## TASK STATEMENT
Quote, verbatim, all material below, without pictures.

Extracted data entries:
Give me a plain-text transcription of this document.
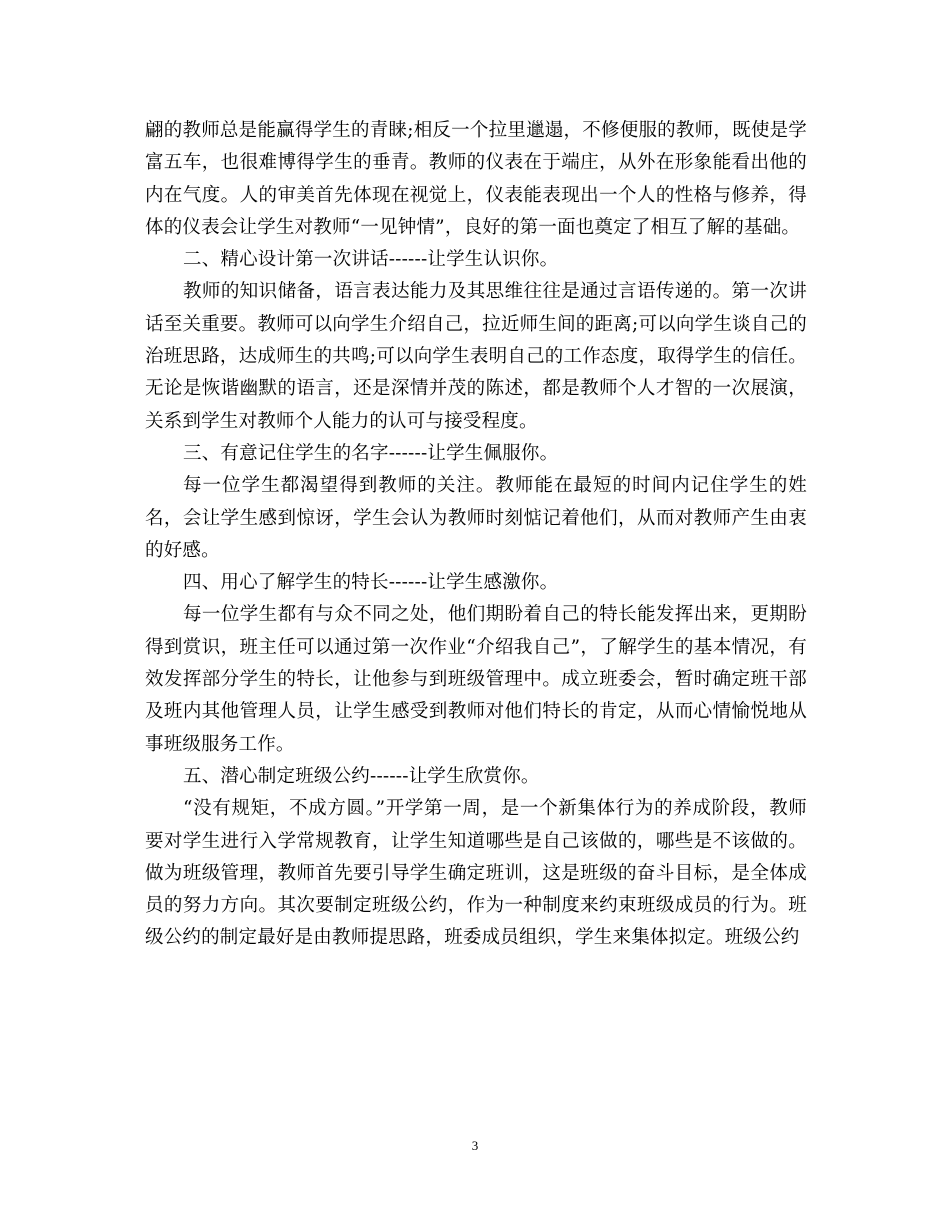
翩的教师总是能赢得学生的青睐;相反一个拉里邋遢，不修便服的教师，既使是学富五车，也很难博得学生的垂青。教师的仪表在于端庄，从外在形象能看出他的内在气度。人的审美首先体现在视觉上，仪表能表现出一个人的性格与修养，得体的仪表会让学生对教师“一见钟情”，良好的第一面也奠定了相互了解的基础。

二、精心设计第一次讲话------让学生认识你。

教师的知识储备，语言表达能力及其思维往往是通过言语传递的。第一次讲话至关重要。教师可以向学生介绍自己，拉近师生间的距离;可以向学生谈自己的治班思路，达成师生的共鸣;可以向学生表明自己的工作态度，取得学生的信任。无论是恢谐幽默的语言，还是深情并茂的陈述，都是教师个人才智的一次展演，关系到学生对教师个人能力的认可与接受程度。

三、有意记住学生的名字------让学生佩服你。

每一位学生都渴望得到教师的关注。教师能在最短的时间内记住学生的姓名，会让学生感到惊讶，学生会认为教师时刻惦记着他们，从而对教师产生由衷的好感。

四、用心了解学生的特长------让学生感激你。

每一位学生都有与众不同之处，他们期盼着自己的特长能发挥出来，更期盼得到赏识，班主任可以通过第一次作业“介绍我自己”，了解学生的基本情况，有效发挥部分学生的特长，让他参与到班级管理中。成立班委会，暂时确定班干部及班内其他管理人员，让学生感受到教师对他们特长的肯定，从而心情愉悦地从事班级服务工作。

五、潜心制定班级公约------让学生欣赏你。

“没有规矩，不成方圆。”开学第一周，是一个新集体行为的养成阶段，教师要对学生进行入学常规教育，让学生知道哪些是自己该做的，哪些是不该做的。做为班级管理，教师首先要引导学生确定班训，这是班级的奋斗目标，是全体成员的努力方向。其次要制定班级公约，作为一种制度来约束班级成员的行为。班级公约的制定最好是由教师提思路，班委成员组织，学生来集体拟定。班级公约

3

## RESPONSE
Give me a plain-text transcription of this document.
翩的教师总是能赢得学生的青睐;相反一个拉里邋遢，不修便服的教师，既使是学富五车，也很难博得学生的垂青。教师的仪表在于端庄，从外在形象能看出他的内在气度。人的审美首先体现在视觉上，仪表能表现出一个人的性格与修养，得体的仪表会让学生对教师“一见钟情”，良好的第一面也奠定了相互了解的基础。

二、精心设计第一次讲话------让学生认识你。

教师的知识储备，语言表达能力及其思维往往是通过言语传递的。第一次讲话至关重要。教师可以向学生介绍自己，拉近师生间的距离;可以向学生谈自己的治班思路，达成师生的共鸣;可以向学生表明自己的工作态度，取得学生的信任。无论是恢谐幽默的语言，还是深情并茂的陈述，都是教师个人才智的一次展演，关系到学生对教师个人能力的认可与接受程度。

三、有意记住学生的名字------让学生佩服你。

每一位学生都渴望得到教师的关注。教师能在最短的时间内记住学生的姓名，会让学生感到惊讶，学生会认为教师时刻惦记着他们，从而对教师产生由衷的好感。

四、用心了解学生的特长------让学生感激你。

每一位学生都有与众不同之处，他们期盼着自己的特长能发挥出来，更期盼得到赏识，班主任可以通过第一次作业“介绍我自己”，了解学生的基本情况，有效发挥部分学生的特长，让他参与到班级管理中。成立班委会，暂时确定班干部及班内其他管理人员，让学生感受到教师对他们特长的肯定，从而心情愉悦地从事班级服务工作。

五、潜心制定班级公约------让学生欣赏你。

“没有规矩，不成方圆。”开学第一周，是一个新集体行为的养成阶段，教师要对学生进行入学常规教育，让学生知道哪些是自己该做的，哪些是不该做的。做为班级管理，教师首先要引导学生确定班训，这是班级的奋斗目标，是全体成员的努力方向。其次要制定班级公约，作为一种制度来约束班级成员的行为。班级公约的制定最好是由教师提思路，班委成员组织，学生来集体拟定。班级公约

3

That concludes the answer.